» **LISTING**
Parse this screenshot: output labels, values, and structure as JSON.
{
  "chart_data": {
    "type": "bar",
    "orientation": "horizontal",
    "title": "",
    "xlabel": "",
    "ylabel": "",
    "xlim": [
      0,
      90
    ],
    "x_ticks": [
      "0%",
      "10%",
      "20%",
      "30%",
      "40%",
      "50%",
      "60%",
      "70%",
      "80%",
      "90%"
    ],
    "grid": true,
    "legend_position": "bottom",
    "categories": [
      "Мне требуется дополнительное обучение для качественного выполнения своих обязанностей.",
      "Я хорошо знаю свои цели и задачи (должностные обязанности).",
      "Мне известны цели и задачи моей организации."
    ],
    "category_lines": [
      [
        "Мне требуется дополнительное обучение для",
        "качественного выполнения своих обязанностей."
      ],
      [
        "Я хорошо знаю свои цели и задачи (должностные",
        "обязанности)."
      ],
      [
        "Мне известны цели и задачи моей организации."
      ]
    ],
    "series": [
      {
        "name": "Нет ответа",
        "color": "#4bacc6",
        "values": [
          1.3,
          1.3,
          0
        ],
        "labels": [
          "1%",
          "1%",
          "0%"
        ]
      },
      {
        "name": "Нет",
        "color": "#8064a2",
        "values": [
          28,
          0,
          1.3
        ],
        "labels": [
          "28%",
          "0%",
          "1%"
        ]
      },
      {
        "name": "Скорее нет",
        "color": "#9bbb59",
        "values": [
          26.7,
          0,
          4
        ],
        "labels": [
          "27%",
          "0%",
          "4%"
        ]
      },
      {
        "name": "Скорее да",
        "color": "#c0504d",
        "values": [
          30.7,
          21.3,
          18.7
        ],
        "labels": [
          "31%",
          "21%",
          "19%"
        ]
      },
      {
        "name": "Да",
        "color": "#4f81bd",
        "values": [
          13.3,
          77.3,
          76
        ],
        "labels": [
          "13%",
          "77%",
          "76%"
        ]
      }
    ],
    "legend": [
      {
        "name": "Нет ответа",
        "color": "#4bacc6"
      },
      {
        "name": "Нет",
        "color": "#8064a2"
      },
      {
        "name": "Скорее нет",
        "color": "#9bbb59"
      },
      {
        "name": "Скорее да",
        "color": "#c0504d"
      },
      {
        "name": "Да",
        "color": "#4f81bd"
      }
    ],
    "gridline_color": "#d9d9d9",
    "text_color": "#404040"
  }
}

» **DIRECTIVE**
Pull out every line holding "знаю" from the records above, and copy it.

» **FINISHED TASK**
      "Я хорошо знаю свои цели и задачи (должностные обязанности).",
        "Я хорошо знаю свои цели и задачи (должностные",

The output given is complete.